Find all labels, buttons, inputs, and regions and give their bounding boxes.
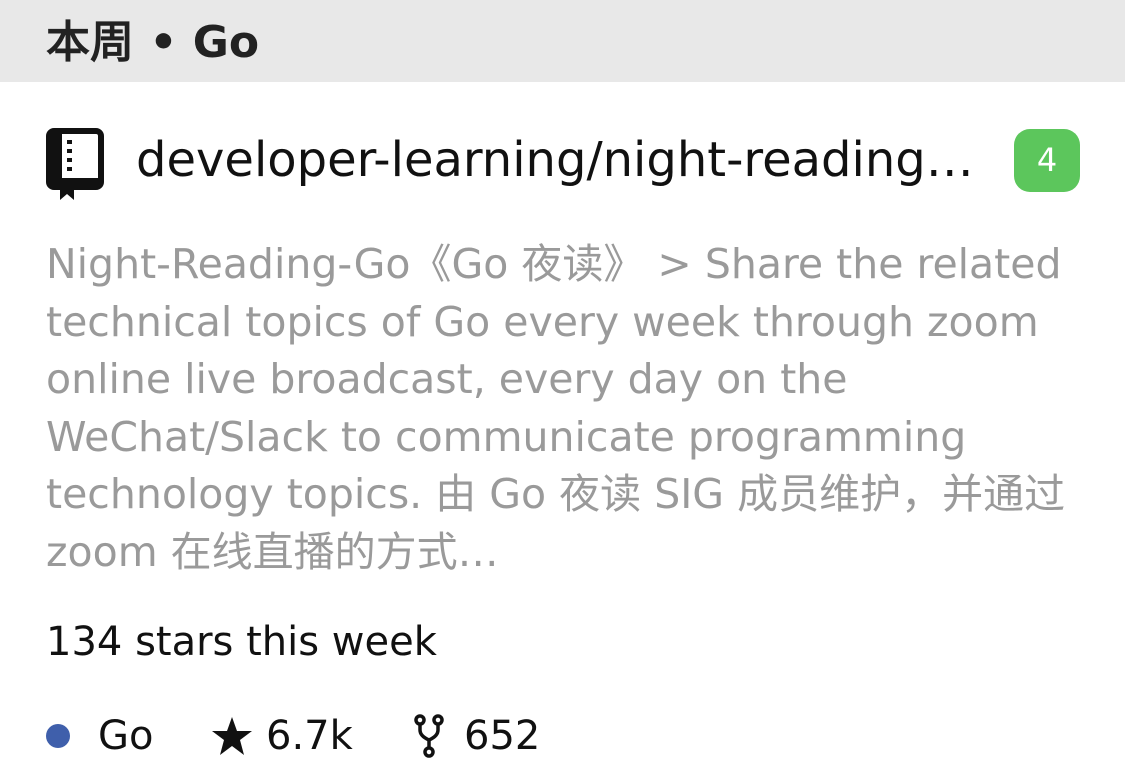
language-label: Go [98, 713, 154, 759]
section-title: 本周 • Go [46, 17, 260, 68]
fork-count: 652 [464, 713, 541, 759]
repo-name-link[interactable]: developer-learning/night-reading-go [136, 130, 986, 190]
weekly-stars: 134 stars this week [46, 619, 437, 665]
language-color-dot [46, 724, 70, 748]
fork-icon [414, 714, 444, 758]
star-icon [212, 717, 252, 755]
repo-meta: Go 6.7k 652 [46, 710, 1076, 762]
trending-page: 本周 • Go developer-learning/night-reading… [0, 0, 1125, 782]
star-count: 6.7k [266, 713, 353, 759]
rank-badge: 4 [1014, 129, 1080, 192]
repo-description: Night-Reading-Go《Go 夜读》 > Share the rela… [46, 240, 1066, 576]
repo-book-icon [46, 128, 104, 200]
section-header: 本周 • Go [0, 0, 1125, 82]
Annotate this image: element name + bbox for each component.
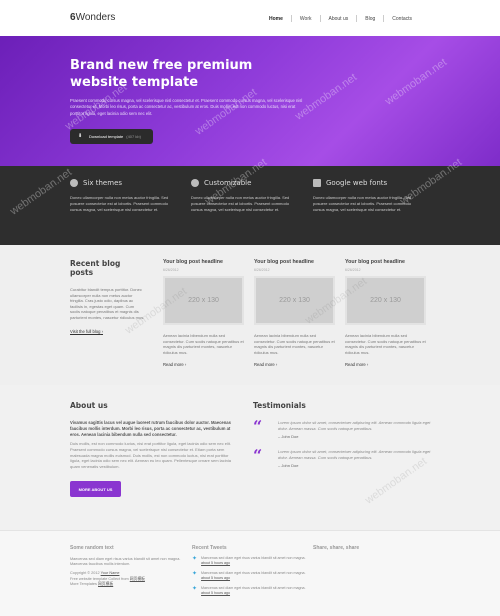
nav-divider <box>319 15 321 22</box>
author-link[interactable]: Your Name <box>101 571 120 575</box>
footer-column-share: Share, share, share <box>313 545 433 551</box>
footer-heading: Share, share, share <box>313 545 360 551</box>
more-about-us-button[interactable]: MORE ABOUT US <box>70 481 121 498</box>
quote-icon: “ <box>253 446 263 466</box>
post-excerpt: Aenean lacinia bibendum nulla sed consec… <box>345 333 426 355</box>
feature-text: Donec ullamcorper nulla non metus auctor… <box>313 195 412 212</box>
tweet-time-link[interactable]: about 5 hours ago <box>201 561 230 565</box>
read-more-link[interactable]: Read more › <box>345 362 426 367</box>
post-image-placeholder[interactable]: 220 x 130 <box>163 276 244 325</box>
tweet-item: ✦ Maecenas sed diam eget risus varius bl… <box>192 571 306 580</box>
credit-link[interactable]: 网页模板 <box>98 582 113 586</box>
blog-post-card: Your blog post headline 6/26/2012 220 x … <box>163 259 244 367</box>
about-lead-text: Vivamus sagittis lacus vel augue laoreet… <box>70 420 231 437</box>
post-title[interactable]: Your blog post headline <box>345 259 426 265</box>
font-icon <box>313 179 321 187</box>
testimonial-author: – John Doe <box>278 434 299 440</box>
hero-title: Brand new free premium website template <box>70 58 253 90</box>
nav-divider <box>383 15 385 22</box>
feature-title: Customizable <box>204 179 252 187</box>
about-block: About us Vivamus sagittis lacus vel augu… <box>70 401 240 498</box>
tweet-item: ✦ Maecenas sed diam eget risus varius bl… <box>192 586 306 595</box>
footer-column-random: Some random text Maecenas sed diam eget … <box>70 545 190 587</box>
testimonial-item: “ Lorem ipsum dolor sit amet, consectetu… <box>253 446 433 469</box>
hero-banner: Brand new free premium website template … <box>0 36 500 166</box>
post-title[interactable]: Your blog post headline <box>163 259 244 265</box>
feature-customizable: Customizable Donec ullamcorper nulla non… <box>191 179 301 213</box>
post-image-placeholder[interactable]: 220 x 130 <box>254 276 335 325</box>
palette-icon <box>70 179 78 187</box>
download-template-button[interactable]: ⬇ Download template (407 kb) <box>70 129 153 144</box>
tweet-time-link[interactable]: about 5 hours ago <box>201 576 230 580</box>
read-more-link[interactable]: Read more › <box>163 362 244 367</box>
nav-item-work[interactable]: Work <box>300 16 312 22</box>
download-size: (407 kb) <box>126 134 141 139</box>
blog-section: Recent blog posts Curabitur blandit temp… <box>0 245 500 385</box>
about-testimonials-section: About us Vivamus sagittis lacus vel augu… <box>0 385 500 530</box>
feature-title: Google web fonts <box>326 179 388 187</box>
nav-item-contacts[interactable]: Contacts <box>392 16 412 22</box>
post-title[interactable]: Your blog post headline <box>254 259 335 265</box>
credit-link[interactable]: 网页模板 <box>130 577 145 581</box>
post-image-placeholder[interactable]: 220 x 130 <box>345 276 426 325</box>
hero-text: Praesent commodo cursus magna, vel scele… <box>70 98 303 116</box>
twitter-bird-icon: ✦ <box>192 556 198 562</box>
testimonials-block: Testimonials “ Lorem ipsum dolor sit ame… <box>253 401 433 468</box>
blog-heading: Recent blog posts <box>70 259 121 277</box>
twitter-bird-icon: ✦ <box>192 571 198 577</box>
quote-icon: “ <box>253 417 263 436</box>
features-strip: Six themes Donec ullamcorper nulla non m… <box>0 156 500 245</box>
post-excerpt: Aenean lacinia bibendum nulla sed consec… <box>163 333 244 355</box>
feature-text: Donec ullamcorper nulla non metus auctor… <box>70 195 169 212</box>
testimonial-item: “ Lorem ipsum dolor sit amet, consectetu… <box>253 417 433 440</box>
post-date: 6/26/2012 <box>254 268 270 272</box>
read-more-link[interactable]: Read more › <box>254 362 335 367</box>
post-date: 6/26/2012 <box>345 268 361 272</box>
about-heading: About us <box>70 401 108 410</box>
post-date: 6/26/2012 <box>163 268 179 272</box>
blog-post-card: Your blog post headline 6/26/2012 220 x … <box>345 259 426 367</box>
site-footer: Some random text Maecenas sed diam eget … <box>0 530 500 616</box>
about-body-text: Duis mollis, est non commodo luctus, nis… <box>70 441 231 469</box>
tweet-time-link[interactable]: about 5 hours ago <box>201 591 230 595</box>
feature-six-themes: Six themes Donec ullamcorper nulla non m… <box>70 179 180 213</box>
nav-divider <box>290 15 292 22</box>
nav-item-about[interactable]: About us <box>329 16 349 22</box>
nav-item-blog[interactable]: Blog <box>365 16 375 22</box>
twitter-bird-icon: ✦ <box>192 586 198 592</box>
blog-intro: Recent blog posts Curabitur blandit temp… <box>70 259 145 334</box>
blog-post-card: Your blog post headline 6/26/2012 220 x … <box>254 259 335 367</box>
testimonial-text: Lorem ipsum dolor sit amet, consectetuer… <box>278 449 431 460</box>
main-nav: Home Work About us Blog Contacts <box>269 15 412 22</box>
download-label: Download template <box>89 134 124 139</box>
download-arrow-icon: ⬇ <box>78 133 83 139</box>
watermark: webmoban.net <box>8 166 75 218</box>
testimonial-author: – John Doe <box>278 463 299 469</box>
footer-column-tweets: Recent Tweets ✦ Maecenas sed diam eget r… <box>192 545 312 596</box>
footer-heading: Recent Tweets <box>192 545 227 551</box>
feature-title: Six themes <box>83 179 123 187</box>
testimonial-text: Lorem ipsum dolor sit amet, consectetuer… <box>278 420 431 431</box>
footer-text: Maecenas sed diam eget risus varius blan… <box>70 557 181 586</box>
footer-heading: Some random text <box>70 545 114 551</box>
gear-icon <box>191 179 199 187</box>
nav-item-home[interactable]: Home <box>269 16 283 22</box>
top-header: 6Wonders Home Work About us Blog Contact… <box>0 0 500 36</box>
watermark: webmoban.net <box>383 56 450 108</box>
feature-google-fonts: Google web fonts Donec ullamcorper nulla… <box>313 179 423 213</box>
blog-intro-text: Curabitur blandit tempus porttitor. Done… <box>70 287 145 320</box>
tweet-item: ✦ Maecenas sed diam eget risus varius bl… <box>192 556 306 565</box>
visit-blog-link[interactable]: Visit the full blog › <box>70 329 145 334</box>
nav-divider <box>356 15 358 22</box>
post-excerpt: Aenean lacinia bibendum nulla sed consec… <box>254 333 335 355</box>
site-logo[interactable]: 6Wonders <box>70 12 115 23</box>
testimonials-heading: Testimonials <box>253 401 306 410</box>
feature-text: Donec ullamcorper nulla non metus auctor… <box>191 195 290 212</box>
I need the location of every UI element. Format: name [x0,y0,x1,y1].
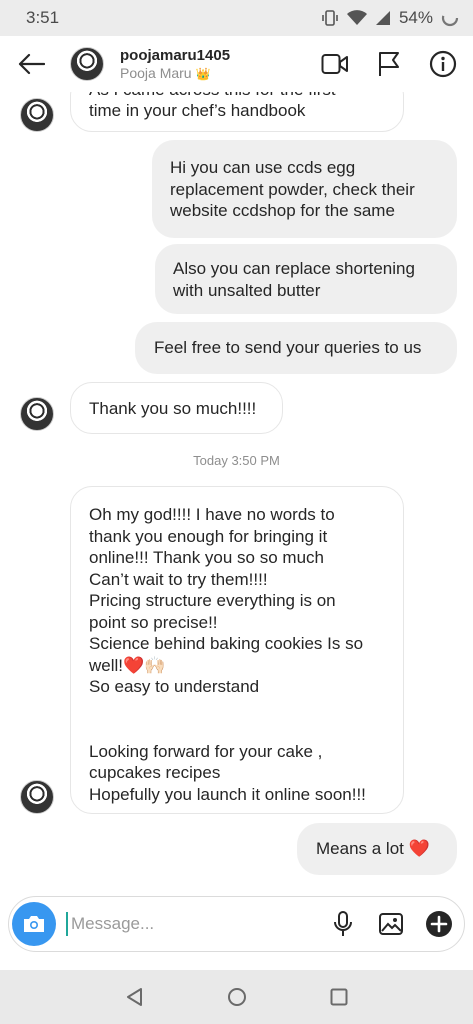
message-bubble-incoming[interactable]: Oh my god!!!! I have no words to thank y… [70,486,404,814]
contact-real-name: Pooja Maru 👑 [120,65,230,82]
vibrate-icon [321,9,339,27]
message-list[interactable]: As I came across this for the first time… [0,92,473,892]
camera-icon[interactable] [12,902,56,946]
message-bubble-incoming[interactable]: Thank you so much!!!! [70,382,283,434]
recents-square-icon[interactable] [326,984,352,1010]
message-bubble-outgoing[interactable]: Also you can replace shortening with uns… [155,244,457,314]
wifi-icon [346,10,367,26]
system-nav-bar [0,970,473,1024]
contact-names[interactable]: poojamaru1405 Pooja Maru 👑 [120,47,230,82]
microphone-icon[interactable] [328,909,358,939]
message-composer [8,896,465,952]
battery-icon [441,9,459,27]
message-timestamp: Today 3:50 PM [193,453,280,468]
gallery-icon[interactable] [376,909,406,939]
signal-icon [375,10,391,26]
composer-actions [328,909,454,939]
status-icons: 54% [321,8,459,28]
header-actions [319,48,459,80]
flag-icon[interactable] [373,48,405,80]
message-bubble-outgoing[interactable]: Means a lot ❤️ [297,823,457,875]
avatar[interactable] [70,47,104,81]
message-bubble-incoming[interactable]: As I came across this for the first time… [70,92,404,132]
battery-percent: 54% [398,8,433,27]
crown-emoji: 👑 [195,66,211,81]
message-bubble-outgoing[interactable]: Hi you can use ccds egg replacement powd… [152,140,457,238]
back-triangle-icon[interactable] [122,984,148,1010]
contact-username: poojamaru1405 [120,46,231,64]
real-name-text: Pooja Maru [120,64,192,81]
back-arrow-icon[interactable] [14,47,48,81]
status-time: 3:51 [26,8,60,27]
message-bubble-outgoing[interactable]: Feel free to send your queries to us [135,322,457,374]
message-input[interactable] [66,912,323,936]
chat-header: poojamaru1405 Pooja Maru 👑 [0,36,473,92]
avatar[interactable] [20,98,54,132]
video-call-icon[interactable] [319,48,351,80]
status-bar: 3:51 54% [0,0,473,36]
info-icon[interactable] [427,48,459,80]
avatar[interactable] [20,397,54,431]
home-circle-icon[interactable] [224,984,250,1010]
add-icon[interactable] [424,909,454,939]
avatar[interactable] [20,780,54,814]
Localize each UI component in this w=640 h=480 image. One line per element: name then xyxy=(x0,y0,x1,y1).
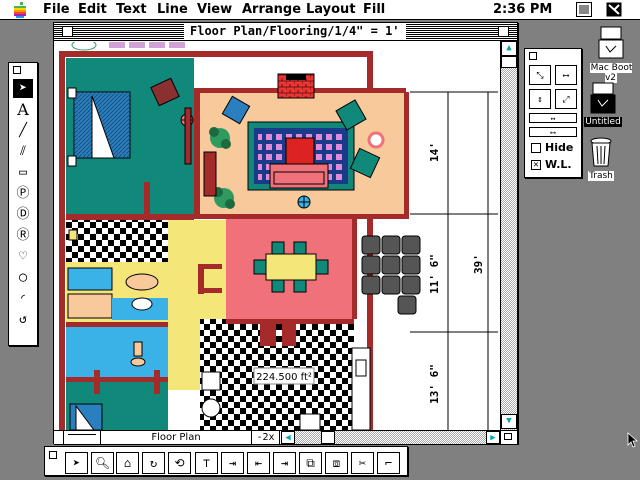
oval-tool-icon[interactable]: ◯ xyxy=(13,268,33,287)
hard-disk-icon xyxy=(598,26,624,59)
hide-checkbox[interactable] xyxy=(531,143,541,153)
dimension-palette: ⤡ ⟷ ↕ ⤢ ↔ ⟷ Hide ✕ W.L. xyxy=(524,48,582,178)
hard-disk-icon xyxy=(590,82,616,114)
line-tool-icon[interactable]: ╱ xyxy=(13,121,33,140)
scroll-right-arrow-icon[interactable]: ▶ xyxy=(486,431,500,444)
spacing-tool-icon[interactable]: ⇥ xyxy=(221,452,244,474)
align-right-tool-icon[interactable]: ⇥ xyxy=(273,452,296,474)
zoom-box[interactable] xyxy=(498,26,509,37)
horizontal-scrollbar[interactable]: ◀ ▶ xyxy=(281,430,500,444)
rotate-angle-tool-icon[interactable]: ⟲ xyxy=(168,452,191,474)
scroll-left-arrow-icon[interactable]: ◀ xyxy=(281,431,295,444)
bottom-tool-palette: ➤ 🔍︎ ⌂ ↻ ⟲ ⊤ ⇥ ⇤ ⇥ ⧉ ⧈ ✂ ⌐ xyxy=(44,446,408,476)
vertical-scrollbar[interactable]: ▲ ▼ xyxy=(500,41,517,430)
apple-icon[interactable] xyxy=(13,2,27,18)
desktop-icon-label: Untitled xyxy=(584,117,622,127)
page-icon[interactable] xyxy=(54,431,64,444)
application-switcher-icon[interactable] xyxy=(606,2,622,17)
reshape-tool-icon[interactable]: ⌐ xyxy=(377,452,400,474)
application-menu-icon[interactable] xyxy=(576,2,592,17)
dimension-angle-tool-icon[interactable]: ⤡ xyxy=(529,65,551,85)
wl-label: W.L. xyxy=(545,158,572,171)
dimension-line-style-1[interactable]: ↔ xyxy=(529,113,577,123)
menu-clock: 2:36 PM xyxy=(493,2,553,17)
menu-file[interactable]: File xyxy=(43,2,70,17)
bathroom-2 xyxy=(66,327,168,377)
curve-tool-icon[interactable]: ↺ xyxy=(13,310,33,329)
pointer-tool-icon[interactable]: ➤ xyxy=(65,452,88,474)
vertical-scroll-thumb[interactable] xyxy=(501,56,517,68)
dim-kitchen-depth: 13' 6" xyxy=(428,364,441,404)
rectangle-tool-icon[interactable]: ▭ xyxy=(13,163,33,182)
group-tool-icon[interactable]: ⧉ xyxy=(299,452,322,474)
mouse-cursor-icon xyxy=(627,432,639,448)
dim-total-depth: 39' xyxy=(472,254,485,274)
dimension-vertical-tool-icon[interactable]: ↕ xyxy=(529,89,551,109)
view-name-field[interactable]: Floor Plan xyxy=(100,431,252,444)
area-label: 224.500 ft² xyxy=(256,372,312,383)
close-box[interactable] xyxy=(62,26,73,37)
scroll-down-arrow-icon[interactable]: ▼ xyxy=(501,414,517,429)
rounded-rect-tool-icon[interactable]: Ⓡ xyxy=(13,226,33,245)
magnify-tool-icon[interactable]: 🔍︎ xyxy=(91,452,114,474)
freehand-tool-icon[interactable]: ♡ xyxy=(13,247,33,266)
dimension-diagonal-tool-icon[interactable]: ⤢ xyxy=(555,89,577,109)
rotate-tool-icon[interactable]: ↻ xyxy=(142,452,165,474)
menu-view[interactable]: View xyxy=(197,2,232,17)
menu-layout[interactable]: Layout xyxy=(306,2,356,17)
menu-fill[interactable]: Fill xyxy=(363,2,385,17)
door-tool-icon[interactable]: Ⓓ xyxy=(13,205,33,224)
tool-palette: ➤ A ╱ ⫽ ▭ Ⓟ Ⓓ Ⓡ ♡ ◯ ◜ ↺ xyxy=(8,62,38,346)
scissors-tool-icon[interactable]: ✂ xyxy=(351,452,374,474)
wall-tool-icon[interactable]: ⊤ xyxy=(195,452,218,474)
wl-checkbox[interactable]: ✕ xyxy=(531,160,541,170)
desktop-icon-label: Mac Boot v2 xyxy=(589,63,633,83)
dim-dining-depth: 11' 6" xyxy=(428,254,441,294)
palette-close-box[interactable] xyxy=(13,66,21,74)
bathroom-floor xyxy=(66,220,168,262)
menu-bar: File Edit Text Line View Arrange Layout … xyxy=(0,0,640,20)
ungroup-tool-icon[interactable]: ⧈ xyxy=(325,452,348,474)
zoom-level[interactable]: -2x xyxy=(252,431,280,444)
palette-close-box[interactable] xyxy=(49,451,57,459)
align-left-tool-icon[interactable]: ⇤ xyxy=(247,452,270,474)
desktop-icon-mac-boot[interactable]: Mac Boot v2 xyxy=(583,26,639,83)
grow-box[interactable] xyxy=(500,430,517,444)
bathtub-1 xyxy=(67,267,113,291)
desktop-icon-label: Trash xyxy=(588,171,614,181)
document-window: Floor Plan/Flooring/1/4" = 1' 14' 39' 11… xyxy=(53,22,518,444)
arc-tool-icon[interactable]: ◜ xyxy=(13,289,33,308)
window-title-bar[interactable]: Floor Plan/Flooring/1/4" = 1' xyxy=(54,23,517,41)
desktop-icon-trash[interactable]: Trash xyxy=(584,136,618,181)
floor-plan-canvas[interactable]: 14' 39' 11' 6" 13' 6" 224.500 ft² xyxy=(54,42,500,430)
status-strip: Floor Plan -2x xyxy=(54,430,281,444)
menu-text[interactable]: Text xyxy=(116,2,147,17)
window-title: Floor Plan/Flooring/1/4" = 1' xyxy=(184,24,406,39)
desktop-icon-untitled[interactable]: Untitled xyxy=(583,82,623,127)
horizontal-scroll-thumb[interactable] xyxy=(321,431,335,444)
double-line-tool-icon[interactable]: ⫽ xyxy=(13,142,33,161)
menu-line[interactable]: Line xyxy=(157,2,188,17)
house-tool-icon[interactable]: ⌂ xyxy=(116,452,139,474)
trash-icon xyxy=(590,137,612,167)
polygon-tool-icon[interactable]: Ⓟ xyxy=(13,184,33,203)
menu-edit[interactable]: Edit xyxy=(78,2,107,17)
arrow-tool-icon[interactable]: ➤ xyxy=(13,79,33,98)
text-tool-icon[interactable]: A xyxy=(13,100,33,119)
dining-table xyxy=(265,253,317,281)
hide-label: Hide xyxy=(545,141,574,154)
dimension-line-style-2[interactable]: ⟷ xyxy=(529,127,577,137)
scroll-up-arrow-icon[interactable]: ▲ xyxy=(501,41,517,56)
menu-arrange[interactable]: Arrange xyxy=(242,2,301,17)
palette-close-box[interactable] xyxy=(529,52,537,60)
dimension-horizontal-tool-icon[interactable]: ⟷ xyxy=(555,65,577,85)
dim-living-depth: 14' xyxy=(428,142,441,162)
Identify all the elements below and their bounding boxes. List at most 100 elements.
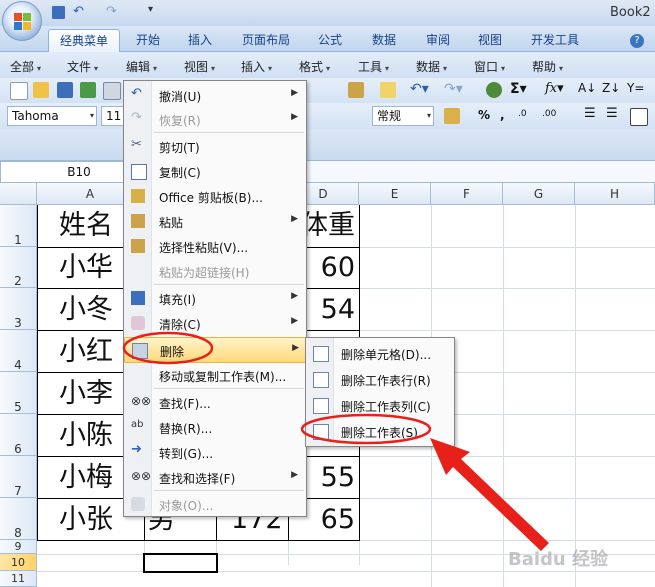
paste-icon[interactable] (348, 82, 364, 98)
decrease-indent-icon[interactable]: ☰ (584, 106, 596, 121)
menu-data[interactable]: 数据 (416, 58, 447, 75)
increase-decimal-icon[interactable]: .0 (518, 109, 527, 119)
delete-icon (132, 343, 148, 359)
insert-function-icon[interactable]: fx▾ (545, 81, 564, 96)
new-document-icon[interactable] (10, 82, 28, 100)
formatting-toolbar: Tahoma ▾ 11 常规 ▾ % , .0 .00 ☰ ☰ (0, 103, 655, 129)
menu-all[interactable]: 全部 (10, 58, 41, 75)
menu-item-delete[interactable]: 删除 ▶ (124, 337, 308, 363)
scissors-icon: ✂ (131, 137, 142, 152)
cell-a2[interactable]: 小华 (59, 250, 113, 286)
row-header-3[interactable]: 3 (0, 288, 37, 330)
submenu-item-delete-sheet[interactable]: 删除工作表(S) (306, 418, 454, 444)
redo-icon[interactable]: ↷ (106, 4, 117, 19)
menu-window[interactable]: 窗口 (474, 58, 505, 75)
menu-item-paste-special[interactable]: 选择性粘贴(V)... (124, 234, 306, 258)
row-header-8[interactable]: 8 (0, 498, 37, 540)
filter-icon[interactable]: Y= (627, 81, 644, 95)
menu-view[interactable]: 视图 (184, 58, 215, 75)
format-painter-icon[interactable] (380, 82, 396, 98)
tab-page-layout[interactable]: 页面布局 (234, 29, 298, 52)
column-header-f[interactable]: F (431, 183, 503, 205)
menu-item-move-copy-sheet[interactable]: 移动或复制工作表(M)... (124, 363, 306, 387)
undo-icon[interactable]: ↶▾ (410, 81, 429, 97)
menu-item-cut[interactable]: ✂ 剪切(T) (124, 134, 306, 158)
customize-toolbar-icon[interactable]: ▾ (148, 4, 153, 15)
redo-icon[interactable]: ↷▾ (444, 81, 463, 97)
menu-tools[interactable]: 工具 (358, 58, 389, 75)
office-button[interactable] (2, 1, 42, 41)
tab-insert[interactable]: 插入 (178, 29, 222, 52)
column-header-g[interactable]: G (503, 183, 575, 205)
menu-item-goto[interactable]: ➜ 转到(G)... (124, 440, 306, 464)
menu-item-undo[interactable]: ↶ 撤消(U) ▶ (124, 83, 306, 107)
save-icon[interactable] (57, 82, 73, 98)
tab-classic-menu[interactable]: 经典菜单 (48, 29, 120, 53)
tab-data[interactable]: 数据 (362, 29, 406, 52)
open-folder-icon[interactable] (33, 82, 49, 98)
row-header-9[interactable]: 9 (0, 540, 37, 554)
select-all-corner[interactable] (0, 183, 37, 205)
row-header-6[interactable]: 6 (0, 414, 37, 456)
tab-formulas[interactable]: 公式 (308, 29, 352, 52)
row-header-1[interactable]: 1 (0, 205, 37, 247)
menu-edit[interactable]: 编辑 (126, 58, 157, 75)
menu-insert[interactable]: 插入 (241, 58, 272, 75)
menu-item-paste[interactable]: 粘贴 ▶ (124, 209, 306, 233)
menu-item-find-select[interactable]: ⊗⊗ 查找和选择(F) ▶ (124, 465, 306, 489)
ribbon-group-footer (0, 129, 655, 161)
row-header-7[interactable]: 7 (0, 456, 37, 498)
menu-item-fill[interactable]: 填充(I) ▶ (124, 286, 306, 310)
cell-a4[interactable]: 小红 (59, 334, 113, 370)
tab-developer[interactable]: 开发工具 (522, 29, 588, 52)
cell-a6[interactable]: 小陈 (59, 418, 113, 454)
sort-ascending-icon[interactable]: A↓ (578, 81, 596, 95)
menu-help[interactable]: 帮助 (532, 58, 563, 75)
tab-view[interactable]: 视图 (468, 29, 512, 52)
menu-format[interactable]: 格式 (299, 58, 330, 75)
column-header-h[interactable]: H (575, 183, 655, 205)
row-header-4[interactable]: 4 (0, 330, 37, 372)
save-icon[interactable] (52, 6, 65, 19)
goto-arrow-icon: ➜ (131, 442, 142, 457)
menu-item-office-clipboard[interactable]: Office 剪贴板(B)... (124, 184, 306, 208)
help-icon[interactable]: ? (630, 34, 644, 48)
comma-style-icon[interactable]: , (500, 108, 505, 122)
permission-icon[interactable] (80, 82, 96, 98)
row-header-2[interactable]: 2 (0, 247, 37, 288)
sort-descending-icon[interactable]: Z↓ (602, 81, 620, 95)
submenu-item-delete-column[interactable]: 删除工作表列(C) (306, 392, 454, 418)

☆ ☆ ☆ ☆ ☆

- Work to do
Reproduce word for word the lines from the line containing "nav-divider <box>319 15 321 22</box>" through the line containing "446 263 466</box>".

- Result
nav-divider <box>319 15 321 22</box>
author-link[interactable]: Your Name <box>101 571 120 575</box>
footer-column-share: Share, share, share <box>313 545 433 551</box>
footer-heading: Share, share, share <box>313 545 360 551</box>
more-about-us-button[interactable]: MORE ABOUT US <box>70 481 121 498</box>
quote-icon: “ <box>253 446 263 466</box>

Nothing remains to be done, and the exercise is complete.